**Records to use**
++++++++++++++++++++

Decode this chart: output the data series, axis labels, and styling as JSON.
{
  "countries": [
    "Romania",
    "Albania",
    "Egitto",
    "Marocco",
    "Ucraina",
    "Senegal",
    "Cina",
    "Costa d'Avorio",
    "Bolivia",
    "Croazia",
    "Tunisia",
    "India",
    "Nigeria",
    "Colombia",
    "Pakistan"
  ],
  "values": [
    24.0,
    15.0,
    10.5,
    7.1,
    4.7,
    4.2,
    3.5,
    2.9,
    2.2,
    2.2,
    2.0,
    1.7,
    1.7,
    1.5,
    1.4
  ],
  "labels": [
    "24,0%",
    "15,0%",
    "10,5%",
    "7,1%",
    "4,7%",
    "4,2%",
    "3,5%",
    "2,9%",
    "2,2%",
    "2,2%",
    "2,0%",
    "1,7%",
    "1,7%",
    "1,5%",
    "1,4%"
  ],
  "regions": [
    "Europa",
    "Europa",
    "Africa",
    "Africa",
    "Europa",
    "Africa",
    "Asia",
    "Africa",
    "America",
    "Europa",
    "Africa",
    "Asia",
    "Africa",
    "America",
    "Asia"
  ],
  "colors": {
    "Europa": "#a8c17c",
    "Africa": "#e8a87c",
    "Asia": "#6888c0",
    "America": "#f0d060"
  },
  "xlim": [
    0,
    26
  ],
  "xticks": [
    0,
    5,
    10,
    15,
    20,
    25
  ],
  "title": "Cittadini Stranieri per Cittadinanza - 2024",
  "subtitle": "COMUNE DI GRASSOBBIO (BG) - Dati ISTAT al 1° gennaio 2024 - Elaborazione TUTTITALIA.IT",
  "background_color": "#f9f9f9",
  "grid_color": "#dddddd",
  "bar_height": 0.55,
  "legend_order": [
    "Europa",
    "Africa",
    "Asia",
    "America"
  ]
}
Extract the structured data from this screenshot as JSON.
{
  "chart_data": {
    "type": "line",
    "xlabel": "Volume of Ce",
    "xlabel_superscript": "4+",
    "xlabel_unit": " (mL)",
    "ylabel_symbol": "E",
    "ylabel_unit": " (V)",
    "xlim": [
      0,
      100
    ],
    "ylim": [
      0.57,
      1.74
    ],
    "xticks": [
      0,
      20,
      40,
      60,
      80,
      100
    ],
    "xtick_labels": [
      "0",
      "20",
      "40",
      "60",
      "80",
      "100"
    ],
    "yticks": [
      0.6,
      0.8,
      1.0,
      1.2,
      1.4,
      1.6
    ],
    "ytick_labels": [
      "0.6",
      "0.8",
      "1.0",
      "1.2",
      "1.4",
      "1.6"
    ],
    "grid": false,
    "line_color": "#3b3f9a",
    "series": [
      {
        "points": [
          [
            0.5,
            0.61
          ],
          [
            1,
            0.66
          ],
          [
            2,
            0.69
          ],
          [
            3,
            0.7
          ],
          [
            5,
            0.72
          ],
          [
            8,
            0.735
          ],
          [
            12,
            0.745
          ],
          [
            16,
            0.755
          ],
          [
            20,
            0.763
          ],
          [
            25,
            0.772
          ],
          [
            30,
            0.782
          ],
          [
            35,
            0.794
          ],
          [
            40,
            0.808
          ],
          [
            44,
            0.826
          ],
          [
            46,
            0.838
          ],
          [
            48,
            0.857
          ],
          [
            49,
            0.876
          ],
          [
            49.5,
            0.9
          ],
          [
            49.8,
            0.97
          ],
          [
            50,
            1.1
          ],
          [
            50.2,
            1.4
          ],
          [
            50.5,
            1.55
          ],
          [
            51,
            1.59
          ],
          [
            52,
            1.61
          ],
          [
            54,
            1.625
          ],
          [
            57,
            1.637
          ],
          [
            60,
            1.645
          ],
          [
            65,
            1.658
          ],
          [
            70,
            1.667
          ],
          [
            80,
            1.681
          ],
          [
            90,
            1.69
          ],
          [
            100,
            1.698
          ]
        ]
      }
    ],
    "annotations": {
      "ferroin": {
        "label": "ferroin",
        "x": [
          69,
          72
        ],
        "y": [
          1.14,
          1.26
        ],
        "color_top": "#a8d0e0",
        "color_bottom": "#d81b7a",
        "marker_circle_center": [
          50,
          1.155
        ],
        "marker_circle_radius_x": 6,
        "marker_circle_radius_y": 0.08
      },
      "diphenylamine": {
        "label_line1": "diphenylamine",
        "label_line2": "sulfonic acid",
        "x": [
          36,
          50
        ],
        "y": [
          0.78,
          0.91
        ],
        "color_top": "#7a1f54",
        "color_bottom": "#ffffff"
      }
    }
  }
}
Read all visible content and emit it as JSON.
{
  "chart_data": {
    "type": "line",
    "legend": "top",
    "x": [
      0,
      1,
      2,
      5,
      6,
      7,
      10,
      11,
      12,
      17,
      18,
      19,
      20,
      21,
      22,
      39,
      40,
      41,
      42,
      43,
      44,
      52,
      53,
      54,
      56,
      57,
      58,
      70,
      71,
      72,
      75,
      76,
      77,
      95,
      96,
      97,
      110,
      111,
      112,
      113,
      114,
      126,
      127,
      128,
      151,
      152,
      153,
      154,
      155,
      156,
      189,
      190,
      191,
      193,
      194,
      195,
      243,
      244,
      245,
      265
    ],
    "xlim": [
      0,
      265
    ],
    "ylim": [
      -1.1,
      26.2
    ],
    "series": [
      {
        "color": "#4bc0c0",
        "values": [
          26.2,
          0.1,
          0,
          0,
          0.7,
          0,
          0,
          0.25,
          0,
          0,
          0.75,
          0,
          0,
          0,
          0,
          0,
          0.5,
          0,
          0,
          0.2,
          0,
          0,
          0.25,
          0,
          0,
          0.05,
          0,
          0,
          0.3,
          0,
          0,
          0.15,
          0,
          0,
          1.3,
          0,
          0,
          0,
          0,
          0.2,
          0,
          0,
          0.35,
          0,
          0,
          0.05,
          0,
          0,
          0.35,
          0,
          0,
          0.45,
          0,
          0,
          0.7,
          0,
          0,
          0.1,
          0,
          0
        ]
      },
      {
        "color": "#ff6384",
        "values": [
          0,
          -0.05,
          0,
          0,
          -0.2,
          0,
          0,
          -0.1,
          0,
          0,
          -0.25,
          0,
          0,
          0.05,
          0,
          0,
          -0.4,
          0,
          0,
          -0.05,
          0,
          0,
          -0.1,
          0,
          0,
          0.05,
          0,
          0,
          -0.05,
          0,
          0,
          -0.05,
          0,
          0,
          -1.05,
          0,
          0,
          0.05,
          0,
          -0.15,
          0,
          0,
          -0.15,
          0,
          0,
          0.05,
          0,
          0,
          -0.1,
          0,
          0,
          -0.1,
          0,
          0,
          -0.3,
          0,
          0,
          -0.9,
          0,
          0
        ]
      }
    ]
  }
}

++++++++++++++++++++

**What is required**
Repeat the data above, word for word.

**Task answer**
Decode this chart: output the data series, axis labels, and styling as JSON.
{
  "countries": [
    "Romania",
    "Albania",
    "Egitto",
    "Marocco",
    "Ucraina",
    "Senegal",
    "Cina",
    "Costa d'Avorio",
    "Bolivia",
    "Croazia",
    "Tunisia",
    "India",
    "Nigeria",
    "Colombia",
    "Pakistan"
  ],
  "values": [
    24.0,
    15.0,
    10.5,
    7.1,
    4.7,
    4.2,
    3.5,
    2.9,
    2.2,
    2.2,
    2.0,
    1.7,
    1.7,
    1.5,
    1.4
  ],
  "labels": [
    "24,0%",
    "15,0%",
    "10,5%",
    "7,1%",
    "4,7%",
    "4,2%",
    "3,5%",
    "2,9%",
    "2,2%",
    "2,2%",
    "2,0%",
    "1,7%",
    "1,7%",
    "1,5%",
    "1,4%"
  ],
  "regions": [
    "Europa",
    "Europa",
    "Africa",
    "Africa",
    "Europa",
    "Africa",
    "Asia",
    "Africa",
    "America",
    "Europa",
    "Africa",
    "Asia",
    "Africa",
    "America",
    "Asia"
  ],
  "colors": {
    "Europa": "#a8c17c",
    "Africa": "#e8a87c",
    "Asia": "#6888c0",
    "America": "#f0d060"
  },
  "xlim": [
    0,
    26
  ],
  "xticks": [
    0,
    5,
    10,
    15,
    20,
    25
  ],
  "title": "Cittadini Stranieri per Cittadinanza - 2024",
  "subtitle": "COMUNE DI GRASSOBBIO (BG) - Dati ISTAT al 1° gennaio 2024 - Elaborazione TUTTITALIA.IT",
  "background_color": "#f9f9f9",
  "grid_color": "#dddddd",
  "bar_height": 0.55,
  "legend_order": [
    "Europa",
    "Africa",
    "Asia",
    "America"
  ]
}
Extract the structured data from this screenshot as JSON.
{
  "chart_data": {
    "type": "line",
    "xlabel": "Volume of Ce",
    "xlabel_superscript": "4+",
    "xlabel_unit": " (mL)",
    "ylabel_symbol": "E",
    "ylabel_unit": " (V)",
    "xlim": [
      0,
      100
    ],
    "ylim": [
      0.57,
      1.74
    ],
    "xticks": [
      0,
      20,
      40,
      60,
      80,
      100
    ],
    "xtick_labels": [
      "0",
      "20",
      "40",
      "60",
      "80",
      "100"
    ],
    "yticks": [
      0.6,
      0.8,
      1.0,
      1.2,
      1.4,
      1.6
    ],
    "ytick_labels": [
      "0.6",
      "0.8",
      "1.0",
      "1.2",
      "1.4",
      "1.6"
    ],
    "grid": false,
    "line_color": "#3b3f9a",
    "series": [
      {
        "points": [
          [
            0.5,
            0.61
          ],
          [
            1,
            0.66
          ],
          [
            2,
            0.69
          ],
          [
            3,
            0.7
          ],
          [
            5,
            0.72
          ],
          [
            8,
            0.735
          ],
          [
            12,
            0.745
          ],
          [
            16,
            0.755
          ],
          [
            20,
            0.763
          ],
          [
            25,
            0.772
          ],
          [
            30,
            0.782
          ],
          [
            35,
            0.794
          ],
          [
            40,
            0.808
          ],
          [
            44,
            0.826
          ],
          [
            46,
            0.838
          ],
          [
            48,
            0.857
          ],
          [
            49,
            0.876
          ],
          [
            49.5,
            0.9
          ],
          [
            49.8,
            0.97
          ],
          [
            50,
            1.1
          ],
          [
            50.2,
            1.4
          ],
          [
            50.5,
            1.55
          ],
          [
            51,
            1.59
          ],
          [
            52,
            1.61
          ],
          [
            54,
            1.625
          ],
          [
            57,
            1.637
          ],
          [
            60,
            1.645
          ],
          [
            65,
            1.658
          ],
          [
            70,
            1.667
          ],
          [
            80,
            1.681
          ],
          [
            90,
            1.69
          ],
          [
            100,
            1.698
          ]
        ]
      }
    ],
    "annotations": {
      "ferroin": {
        "label": "ferroin",
        "x": [
          69,
          72
        ],
        "y": [
          1.14,
          1.26
        ],
        "color_top": "#a8d0e0",
        "color_bottom": "#d81b7a",
        "marker_circle_center": [
          50,
          1.155
        ],
        "marker_circle_radius_x": 6,
        "marker_circle_radius_y": 0.08
      },
      "diphenylamine": {
        "label_line1": "diphenylamine",
        "label_line2": "sulfonic acid",
        "x": [
          36,
          50
        ],
        "y": [
          0.78,
          0.91
        ],
        "color_top": "#7a1f54",
        "color_bottom": "#ffffff"
      }
    }
  }
}
Read all visible content and emit it as JSON.
{
  "chart_data": {
    "type": "line",
    "legend": "top",
    "x": [
      0,
      1,
      2,
      5,
      6,
      7,
      10,
      11,
      12,
      17,
      18,
      19,
      20,
      21,
      22,
      39,
      40,
      41,
      42,
      43,
      44,
      52,
      53,
      54,
      56,
      57,
      58,
      70,
      71,
      72,
      75,
      76,
      77,
      95,
      96,
      97,
      110,
      111,
      112,
      113,
      114,
      126,
      127,
      128,
      151,
      152,
      153,
      154,
      155,
      156,
      189,
      190,
      191,
      193,
      194,
      195,
      243,
      244,
      245,
      265
    ],
    "xlim": [
      0,
      265
    ],
    "ylim": [
      -1.1,
      26.2
    ],
    "series": [
      {
        "color": "#4bc0c0",
        "values": [
          26.2,
          0.1,
          0,
          0,
          0.7,
          0,
          0,
          0.25,
          0,
          0,
          0.75,
          0,
          0,
          0,
          0,
          0,
          0.5,
          0,
          0,
          0.2,
          0,
          0,
          0.25,
          0,
          0,
          0.05,
          0,
          0,
          0.3,
          0,
          0,
          0.15,
          0,
          0,
          1.3,
          0,
          0,
          0,
          0,
          0.2,
          0,
          0,
          0.35,
          0,
          0,
          0.05,
          0,
          0,
          0.35,
          0,
          0,
          0.45,
          0,
          0,
          0.7,
          0,
          0,
          0.1,
          0,
          0
        ]
      },
      {
        "color": "#ff6384",
        "values": [
          0,
          -0.05,
          0,
          0,
          -0.2,
          0,
          0,
          -0.1,
          0,
          0,
          -0.25,
          0,
          0,
          0.05,
          0,
          0,
          -0.4,
          0,
          0,
          -0.05,
          0,
          0,
          -0.1,
          0,
          0,
          0.05,
          0,
          0,
          -0.05,
          0,
          0,
          -0.05,
          0,
          0,
          -1.05,
          0,
          0,
          0.05,
          0,
          -0.15,
          0,
          0,
          -0.15,
          0,
          0,
          0.05,
          0,
          0,
          -0.1,
          0,
          0,
          -0.1,
          0,
          0,
          -0.3,
          0,
          0,
          -0.9,
          0,
          0
        ]
      }
    ]
  }
}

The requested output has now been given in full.